- **O que fazer**
[1] Enumere todos os artigos de lei referidos no acórdão sobre a impenhorabilidade do salário e indique o diploma a que cada um pertence.
[2] Retome o acórdão sobre a impenhorabilidade do salário a partir do ponto em que termina.

- **Excerto da página**
------------

Acórdão do Tribunal da Relação do Porto
Processo:
8476/05.3TBMTS-F.P1
Nº Convencional: JTRP00043224
Relator: ANA LUCINDA CABRAL
Descritores: IMPENHORABILIDADE DA TOTALIDADE DO SALÁRIO
Nº do Documento: RP200911178476/05.3TBMTS-F.P1
Data do Acordão: 11/17/2009
Votação: UNANIMIDADE
Texto Integral: S
Privacidade: 1
Meio Processual: AGRAVO.
Decisão: CONFIRMADA A DECISÃO.
Indicações Eventuais: 2ª SECÇÃO - LIVRO 334 - FLS 07.
Área Temática: .
Legislação Nacional: ARTº 824º, Nº 1, A) DO CÓDIGO DE PROCESSO CIVIL.
Sumário: A impenhorabilidade da totalidade do salário percebido pelo insolvente, nos termos do artº 824º, nº 1, a) do Código de Processo Civil não se aplica à situação em que não está em causa um crédito que tem origem na falta de pagamento de retribuições, subsídios e indemnização por antiguidade devida pela cessação do contrato de trabalho, reconhecido ao insolvente na sequência de acção por ele proposta contra os credores e a massa falida.
Reclamações:
Decisão Texto Integral: Proc. nº 8476/05.3TBMTS-F.P1 - Agravo
Tribunal Judicial de Matosinhos – .º Juízo Cível


Acordam no Tribunal da Relação do Porto


I – Relatório

No processo de insolvência supra identificado foi proferido o seguinte despacho:
“B………., declarado insolvente nestes autos veio, por requerimento junto aos mesmos em 4 de Março p. p, requerer que se considere nula a apreensão do crédito laboral do insolvente, por violação do disposto no art. 113°. do CIRE, ou, sem prescindir, por violar o disposto no art. 824°. n°. 1 al. a) do CPC, aplicável ao caso por força do artigo 17°. do CIRE, ordenando-se a entrega ao insolvente de dois terços do valor desse crédito.

------------

- **Linhas de dados**
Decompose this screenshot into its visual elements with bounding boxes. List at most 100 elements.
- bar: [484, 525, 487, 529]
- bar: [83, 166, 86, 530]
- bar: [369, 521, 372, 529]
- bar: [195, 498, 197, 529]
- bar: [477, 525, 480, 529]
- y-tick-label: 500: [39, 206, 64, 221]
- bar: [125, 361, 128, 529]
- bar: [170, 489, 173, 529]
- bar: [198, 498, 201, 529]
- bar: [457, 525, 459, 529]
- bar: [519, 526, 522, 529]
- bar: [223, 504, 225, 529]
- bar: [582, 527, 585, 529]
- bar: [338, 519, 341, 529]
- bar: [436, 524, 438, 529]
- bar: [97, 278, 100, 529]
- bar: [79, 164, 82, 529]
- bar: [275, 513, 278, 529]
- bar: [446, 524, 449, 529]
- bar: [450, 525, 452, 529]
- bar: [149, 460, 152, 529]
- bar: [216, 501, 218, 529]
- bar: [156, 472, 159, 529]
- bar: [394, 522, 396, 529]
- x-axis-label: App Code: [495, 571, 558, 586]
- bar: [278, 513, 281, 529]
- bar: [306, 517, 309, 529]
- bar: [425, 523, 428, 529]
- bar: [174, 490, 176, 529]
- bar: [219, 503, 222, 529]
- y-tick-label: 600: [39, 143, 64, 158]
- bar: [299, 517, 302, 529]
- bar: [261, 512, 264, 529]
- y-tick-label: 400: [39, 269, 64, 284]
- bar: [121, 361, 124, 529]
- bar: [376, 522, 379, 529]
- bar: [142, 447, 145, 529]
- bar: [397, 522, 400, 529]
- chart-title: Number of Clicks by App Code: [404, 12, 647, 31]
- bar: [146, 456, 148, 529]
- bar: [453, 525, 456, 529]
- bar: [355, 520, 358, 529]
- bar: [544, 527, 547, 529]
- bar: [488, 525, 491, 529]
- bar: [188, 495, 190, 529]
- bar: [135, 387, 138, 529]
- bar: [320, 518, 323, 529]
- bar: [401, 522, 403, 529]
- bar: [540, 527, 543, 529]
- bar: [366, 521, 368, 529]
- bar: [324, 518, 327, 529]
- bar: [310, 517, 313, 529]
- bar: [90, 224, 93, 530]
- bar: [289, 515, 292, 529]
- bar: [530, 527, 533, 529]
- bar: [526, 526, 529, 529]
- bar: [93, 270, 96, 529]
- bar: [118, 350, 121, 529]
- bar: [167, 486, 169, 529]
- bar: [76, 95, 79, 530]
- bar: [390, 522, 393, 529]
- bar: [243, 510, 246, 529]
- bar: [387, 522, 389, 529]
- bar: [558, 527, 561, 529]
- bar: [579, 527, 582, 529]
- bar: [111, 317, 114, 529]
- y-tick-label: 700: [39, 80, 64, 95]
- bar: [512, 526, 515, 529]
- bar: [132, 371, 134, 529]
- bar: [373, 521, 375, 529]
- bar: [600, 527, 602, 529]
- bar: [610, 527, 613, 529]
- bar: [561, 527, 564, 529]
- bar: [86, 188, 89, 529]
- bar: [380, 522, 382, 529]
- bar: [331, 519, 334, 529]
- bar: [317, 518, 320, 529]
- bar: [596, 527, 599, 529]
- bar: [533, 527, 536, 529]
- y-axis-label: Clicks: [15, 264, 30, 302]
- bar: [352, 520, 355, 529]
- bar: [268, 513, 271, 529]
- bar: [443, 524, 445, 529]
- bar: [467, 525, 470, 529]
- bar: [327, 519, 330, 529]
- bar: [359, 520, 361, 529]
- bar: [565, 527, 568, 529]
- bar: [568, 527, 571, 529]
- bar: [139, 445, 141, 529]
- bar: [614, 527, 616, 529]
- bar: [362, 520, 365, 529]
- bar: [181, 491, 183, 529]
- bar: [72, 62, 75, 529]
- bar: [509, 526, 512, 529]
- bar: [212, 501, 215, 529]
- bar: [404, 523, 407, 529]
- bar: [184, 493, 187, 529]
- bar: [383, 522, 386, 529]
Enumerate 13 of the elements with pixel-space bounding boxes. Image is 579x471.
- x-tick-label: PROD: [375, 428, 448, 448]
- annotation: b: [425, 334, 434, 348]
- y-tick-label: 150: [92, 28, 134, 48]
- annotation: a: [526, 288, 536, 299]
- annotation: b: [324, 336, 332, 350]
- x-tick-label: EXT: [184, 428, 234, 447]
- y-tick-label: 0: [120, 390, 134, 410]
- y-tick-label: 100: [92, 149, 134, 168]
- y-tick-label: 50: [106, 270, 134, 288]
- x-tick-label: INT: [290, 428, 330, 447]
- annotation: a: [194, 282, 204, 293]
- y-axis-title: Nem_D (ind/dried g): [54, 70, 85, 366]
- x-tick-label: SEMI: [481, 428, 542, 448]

------------

- **Respostas**
[1]
- Artigo 824.º, n.º 1, alínea a), do Código de Processo Civil
- Artigo 113.º do CIRE
- Artigo 17.º do CIRE

[2]
Alega para tanto que o crédito apreendido tem a sua origem na falta de pagamento de retribuições, subsídios e indemnização por antiguidade devida pela cessação do contrato de trabalho, reconhecido ao aqui insolvente na sequência de acção por si proposta contra os credores e a massa falida da C………., S.A., crédito esse que não deveria ter sido apreendido pelo Sr. Administrador de Insolvência por força do disposto no art°. 113°. do CIRE. Sem prescindir, e para o caso de se entender ser permitido o arrolamento de créditos laborais anteriores à declaração de insolvência, então, e por vigorarem no processo de insolvência as regras de impenhorabilidade previstas no art. 824°. do C.P.C., ex vi art. 17°. do CIRE, apenas se poderia arrolar um terço desse crédito e nunca a totalidade.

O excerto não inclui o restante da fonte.